====== DATA FOR THE TASK

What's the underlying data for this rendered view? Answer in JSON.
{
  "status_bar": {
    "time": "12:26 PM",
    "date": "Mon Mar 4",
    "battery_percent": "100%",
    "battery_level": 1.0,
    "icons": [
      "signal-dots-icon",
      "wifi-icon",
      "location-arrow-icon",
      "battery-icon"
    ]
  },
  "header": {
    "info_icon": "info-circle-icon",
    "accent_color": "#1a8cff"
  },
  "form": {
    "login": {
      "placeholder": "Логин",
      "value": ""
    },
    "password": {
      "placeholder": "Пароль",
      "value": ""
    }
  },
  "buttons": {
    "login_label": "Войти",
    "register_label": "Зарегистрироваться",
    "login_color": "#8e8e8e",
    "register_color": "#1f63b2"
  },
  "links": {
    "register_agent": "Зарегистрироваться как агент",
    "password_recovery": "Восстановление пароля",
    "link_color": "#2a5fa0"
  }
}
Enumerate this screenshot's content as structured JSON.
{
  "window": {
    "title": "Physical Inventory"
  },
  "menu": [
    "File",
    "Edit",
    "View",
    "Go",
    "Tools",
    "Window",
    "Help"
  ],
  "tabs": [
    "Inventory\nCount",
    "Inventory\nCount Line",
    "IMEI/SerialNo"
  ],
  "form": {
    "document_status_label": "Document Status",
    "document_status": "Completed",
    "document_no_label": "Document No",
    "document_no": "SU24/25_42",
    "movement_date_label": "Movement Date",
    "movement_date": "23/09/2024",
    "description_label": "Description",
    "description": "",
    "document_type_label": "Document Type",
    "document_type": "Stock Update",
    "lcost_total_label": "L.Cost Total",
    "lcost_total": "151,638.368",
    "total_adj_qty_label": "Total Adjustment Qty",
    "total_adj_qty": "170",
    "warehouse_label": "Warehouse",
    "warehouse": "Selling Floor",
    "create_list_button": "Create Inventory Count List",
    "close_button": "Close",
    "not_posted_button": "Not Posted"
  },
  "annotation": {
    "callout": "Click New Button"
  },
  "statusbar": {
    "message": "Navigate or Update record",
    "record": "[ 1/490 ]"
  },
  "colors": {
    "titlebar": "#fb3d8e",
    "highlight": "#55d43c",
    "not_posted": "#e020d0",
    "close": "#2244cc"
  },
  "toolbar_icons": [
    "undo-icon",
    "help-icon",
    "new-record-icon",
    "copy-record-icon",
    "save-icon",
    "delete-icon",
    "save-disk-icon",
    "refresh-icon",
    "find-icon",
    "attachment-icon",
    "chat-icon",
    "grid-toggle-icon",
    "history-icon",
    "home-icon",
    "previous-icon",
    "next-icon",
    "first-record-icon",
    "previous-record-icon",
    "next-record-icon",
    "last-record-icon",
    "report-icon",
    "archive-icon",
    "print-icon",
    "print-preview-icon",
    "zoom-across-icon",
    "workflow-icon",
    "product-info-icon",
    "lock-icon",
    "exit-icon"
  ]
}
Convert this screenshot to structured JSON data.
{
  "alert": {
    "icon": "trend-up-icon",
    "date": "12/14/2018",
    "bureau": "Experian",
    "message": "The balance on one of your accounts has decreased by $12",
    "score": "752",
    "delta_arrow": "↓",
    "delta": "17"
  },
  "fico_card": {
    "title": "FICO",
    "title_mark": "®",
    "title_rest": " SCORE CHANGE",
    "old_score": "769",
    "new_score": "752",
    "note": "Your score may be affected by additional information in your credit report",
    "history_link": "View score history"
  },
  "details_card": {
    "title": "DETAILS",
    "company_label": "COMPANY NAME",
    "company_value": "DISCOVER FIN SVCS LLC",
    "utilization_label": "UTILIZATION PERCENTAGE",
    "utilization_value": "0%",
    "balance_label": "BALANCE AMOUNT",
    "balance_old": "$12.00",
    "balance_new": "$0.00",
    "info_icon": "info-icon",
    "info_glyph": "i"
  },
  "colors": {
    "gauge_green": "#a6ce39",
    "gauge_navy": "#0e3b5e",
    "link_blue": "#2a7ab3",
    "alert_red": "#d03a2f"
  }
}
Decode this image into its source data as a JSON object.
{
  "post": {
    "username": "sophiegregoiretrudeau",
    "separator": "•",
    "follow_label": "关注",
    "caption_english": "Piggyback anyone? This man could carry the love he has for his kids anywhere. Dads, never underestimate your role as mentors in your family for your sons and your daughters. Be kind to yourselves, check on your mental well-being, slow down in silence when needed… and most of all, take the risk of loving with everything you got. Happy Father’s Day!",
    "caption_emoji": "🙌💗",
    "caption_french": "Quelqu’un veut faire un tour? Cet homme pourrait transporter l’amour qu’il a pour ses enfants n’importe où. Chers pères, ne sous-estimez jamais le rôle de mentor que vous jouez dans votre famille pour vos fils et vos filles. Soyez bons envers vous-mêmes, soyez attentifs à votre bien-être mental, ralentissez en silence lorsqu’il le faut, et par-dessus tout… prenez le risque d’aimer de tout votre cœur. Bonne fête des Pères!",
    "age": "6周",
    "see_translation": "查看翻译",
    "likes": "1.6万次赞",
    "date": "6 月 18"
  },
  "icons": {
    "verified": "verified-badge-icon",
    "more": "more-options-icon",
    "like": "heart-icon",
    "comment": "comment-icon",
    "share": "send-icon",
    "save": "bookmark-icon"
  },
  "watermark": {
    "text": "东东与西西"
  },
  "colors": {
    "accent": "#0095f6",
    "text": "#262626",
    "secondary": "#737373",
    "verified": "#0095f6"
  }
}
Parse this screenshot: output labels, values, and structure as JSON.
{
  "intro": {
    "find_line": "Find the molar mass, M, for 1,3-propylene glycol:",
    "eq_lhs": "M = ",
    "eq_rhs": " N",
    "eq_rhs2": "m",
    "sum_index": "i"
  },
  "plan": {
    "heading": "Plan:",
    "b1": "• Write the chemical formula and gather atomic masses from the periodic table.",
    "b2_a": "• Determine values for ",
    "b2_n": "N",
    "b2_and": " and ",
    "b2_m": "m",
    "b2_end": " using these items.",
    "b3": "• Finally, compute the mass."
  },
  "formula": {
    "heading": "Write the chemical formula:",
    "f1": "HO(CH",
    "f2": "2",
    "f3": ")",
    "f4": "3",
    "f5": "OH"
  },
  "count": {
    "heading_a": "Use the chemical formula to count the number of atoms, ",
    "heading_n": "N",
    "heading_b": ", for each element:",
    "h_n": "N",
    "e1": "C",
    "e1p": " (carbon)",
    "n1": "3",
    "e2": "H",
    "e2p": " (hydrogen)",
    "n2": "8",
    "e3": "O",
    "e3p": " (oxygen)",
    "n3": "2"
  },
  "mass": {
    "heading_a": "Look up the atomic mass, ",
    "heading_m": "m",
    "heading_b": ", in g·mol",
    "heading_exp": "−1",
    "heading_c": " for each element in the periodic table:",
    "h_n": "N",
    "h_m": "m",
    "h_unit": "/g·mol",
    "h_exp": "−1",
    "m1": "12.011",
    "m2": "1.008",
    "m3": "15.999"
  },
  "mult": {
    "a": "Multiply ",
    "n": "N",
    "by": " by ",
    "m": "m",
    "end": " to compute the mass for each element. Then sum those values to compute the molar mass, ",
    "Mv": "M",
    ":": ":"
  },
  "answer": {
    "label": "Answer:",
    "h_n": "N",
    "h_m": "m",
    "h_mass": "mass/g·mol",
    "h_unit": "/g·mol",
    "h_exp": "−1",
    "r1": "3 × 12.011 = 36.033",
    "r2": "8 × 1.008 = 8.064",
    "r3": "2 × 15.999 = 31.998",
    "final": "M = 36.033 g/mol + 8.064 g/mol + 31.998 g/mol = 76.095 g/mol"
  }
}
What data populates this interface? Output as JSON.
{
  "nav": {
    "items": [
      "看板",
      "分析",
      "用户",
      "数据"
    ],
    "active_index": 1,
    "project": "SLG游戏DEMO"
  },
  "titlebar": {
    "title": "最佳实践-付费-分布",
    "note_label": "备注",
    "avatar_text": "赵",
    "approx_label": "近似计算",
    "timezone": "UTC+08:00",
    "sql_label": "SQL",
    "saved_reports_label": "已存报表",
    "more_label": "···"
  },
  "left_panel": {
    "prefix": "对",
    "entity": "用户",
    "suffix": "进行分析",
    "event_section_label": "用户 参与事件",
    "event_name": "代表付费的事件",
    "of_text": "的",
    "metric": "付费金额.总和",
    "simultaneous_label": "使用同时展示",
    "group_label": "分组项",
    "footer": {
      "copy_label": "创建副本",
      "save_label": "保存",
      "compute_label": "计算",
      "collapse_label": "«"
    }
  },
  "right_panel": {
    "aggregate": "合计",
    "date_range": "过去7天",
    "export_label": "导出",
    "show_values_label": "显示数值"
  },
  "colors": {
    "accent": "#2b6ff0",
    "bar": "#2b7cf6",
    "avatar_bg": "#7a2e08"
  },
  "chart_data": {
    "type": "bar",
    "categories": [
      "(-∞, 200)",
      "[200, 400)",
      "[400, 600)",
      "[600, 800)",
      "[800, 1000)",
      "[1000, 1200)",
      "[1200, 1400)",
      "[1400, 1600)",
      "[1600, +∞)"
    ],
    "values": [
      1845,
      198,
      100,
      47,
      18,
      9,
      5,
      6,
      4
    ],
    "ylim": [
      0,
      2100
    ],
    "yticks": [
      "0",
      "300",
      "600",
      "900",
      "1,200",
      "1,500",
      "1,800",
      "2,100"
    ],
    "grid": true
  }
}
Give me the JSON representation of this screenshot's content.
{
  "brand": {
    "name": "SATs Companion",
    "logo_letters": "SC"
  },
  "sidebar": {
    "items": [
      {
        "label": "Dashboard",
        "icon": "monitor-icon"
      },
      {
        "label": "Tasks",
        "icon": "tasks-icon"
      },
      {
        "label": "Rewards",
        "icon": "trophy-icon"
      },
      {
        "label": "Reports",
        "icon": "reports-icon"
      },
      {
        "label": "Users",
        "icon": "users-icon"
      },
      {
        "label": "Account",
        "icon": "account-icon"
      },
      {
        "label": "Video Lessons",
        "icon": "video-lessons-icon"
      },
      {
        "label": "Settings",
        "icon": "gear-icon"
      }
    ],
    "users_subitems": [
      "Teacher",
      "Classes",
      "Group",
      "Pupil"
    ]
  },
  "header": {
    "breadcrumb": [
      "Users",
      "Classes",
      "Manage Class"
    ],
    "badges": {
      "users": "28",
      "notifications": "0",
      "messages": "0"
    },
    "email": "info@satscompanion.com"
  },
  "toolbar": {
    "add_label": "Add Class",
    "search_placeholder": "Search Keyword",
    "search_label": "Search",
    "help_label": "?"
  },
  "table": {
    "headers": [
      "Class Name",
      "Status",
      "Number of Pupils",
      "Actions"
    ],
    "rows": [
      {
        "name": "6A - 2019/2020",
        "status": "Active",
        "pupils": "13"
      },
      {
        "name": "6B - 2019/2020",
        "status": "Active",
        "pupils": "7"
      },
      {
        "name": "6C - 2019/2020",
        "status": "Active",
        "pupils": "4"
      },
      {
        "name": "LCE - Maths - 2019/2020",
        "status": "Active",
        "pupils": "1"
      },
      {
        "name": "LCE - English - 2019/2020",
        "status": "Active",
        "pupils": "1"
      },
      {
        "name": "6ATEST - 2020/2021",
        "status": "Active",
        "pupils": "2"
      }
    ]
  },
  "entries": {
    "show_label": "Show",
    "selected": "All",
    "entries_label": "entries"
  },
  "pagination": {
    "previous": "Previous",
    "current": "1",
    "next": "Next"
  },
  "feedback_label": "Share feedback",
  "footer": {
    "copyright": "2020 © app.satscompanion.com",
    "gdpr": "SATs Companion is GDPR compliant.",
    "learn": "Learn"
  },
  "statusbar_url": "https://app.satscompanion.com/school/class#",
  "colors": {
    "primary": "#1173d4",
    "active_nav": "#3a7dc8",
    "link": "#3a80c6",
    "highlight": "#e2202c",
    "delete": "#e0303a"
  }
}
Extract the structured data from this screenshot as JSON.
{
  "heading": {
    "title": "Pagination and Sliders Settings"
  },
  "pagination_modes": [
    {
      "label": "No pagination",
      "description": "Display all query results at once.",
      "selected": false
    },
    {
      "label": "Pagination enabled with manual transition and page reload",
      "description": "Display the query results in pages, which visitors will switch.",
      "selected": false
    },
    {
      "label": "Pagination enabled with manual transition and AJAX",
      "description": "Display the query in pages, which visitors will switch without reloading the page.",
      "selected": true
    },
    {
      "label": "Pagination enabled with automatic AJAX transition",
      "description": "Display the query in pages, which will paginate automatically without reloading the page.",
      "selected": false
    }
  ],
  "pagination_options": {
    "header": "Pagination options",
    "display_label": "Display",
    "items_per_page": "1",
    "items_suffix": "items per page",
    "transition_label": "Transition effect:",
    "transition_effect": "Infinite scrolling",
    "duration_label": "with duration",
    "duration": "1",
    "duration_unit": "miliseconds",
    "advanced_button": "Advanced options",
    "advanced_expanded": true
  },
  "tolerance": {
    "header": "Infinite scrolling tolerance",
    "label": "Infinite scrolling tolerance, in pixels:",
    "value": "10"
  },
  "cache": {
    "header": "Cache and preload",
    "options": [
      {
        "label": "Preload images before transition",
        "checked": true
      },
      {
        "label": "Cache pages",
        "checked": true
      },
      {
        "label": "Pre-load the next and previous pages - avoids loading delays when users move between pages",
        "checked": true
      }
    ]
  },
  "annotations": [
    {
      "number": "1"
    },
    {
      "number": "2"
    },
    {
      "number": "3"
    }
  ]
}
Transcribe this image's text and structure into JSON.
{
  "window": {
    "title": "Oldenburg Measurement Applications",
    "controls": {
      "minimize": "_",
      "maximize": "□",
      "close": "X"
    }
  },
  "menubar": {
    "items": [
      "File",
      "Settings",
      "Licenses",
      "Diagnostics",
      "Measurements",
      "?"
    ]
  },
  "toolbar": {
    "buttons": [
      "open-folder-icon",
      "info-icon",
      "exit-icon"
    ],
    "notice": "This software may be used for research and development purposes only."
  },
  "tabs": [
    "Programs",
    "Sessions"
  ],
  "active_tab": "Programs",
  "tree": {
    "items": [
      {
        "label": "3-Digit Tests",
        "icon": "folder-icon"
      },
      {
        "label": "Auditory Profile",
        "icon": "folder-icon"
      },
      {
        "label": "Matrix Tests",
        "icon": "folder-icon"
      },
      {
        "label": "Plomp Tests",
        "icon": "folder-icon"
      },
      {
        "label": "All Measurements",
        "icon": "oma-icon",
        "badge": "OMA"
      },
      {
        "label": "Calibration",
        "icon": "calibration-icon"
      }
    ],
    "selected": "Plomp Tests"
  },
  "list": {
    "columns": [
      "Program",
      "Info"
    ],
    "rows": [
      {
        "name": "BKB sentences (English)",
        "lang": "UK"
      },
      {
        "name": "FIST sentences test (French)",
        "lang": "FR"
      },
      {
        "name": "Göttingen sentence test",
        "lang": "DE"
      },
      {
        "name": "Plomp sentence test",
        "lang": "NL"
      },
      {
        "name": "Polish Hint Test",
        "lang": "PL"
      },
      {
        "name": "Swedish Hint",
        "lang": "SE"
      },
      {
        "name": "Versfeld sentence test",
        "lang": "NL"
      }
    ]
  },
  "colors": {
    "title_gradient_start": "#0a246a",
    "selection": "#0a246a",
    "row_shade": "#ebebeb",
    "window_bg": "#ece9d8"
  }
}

============

#### EXERCISE DESCRIPTION
Return only the number of lines in the preceding records that contain the string "molar".

#### CORRECT RESPONSE
2